Input records:
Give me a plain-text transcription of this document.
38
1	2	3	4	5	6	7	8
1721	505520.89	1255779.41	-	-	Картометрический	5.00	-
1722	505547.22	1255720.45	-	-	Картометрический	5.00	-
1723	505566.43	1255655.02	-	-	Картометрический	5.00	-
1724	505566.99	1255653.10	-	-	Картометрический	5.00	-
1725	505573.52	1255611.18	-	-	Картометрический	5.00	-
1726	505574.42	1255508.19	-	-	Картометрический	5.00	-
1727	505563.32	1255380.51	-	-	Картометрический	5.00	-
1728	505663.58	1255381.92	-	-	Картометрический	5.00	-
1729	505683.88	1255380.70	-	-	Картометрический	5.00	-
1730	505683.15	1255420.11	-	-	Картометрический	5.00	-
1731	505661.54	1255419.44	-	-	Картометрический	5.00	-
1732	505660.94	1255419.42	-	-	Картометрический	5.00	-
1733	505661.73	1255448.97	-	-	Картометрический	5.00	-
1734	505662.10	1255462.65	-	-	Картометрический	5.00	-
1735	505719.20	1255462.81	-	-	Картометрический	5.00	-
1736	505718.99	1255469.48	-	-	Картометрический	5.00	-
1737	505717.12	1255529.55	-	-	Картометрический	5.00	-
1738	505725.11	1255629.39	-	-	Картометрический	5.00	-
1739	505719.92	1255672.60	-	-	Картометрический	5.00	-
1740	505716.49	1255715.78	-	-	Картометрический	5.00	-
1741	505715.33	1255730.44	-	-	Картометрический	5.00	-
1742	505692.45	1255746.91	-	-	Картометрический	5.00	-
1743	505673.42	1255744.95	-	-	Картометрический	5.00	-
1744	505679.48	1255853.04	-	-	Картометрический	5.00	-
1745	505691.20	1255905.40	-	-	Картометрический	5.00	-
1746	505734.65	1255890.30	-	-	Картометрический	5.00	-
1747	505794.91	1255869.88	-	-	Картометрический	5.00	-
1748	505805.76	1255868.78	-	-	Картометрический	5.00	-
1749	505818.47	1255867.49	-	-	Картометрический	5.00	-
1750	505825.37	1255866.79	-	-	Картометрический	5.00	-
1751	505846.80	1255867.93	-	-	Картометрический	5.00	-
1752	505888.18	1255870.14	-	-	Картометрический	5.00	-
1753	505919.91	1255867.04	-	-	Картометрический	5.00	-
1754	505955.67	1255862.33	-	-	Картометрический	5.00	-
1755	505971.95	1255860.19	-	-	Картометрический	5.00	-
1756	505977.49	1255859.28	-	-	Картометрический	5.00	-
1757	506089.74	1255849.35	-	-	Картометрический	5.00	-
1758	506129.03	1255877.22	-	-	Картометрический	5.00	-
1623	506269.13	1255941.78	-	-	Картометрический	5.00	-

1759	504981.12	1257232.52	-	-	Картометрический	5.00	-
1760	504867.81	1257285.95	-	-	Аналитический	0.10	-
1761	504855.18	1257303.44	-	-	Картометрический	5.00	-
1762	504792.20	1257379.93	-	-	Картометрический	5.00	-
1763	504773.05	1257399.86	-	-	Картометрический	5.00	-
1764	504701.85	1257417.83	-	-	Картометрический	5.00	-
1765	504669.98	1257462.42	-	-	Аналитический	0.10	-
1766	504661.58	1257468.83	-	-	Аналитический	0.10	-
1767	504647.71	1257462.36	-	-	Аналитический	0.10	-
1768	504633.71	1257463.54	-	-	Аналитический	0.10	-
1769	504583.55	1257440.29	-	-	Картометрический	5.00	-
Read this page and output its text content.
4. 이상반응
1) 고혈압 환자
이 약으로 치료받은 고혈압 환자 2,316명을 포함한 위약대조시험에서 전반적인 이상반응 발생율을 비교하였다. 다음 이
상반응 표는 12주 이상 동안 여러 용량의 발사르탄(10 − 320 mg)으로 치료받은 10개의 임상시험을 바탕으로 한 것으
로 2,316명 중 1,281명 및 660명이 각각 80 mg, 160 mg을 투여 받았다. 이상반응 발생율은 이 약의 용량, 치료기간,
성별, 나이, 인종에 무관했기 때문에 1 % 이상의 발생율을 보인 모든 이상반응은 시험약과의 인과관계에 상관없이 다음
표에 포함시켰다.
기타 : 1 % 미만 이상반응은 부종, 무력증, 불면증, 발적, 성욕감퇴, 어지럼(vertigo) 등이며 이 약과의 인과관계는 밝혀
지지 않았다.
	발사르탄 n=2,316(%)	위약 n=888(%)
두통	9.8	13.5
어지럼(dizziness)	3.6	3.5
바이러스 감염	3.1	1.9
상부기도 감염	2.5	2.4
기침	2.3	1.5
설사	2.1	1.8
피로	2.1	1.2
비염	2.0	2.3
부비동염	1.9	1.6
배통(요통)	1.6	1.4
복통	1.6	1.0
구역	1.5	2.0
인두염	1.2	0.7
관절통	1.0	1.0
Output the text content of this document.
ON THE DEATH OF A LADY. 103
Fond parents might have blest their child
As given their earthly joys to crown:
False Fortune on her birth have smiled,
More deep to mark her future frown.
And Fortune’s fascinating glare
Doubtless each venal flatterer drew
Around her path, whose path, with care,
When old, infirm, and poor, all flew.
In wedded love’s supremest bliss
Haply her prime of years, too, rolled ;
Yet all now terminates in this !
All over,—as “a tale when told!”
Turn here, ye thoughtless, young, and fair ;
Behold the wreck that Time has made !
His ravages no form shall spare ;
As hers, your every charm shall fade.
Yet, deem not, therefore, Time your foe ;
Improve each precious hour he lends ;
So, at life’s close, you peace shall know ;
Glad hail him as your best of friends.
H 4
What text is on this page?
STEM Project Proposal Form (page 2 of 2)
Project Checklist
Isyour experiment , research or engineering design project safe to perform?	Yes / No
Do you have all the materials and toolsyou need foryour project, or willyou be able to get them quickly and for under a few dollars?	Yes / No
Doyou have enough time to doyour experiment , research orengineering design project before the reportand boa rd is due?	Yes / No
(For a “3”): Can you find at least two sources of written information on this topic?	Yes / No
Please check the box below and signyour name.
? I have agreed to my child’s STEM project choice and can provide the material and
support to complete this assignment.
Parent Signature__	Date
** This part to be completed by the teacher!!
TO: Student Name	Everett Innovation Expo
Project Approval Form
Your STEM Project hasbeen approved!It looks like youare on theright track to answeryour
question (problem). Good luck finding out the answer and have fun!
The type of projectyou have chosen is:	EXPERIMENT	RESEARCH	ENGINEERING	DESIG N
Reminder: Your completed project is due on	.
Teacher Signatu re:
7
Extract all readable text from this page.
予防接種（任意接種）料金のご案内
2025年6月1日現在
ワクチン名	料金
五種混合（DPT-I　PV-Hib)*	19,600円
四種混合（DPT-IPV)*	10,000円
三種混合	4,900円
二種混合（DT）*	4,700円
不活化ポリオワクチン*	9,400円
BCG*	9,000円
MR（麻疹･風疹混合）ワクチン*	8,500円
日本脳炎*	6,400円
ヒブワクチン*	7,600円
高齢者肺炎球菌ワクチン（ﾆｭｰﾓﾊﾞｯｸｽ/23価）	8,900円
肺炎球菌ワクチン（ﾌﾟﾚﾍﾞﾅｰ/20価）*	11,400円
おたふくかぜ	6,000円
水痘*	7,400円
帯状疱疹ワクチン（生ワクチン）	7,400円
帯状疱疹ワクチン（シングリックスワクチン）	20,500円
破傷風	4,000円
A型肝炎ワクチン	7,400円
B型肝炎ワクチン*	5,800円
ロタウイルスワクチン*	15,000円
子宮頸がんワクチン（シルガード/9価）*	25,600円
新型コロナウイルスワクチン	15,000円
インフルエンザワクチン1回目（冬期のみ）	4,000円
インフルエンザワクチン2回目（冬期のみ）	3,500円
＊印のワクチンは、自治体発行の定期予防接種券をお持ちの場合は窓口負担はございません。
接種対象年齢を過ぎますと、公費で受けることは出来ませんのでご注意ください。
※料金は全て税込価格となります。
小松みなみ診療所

What you should do: Everything from the line containing "Extract all readable text from this page." to the end of the data above should be quoted exactly, please, both ends included, and nothing outside that span.

Result:
Extract all readable text from this page.
予防接種（任意接種）料金のご案内
2025年6月1日現在
ワクチン名	料金
五種混合（DPT-I　PV-Hib)*	19,600円
四種混合（DPT-IPV)*	10,000円
三種混合	4,900円
二種混合（DT）*	4,700円
不活化ポリオワクチン*	9,400円
BCG*	9,000円
MR（麻疹･風疹混合）ワクチン*	8,500円
日本脳炎*	6,400円
ヒブワクチン*	7,600円
高齢者肺炎球菌ワクチン（ﾆｭｰﾓﾊﾞｯｸｽ/23価）	8,900円
肺炎球菌ワクチン（ﾌﾟﾚﾍﾞﾅｰ/20価）*	11,400円
おたふくかぜ	6,000円
水痘*	7,400円
帯状疱疹ワクチン（生ワクチン）	7,400円
帯状疱疹ワクチン（シングリックスワクチン）	20,500円
破傷風	4,000円
A型肝炎ワクチン	7,400円
B型肝炎ワクチン*	5,800円
ロタウイルスワクチン*	15,000円
子宮頸がんワクチン（シルガード/9価）*	25,600円
新型コロナウイルスワクチン	15,000円
インフルエンザワクチン1回目（冬期のみ）	4,000円
インフルエンザワクチン2回目（冬期のみ）	3,500円
＊印のワクチンは、自治体発行の定期予防接種券をお持ちの場合は窓口負担はございません。
接種対象年齢を過ぎますと、公費で受けることは出来ませんのでご注意ください。
※料金は全て税込価格となります。
小松みなみ診療所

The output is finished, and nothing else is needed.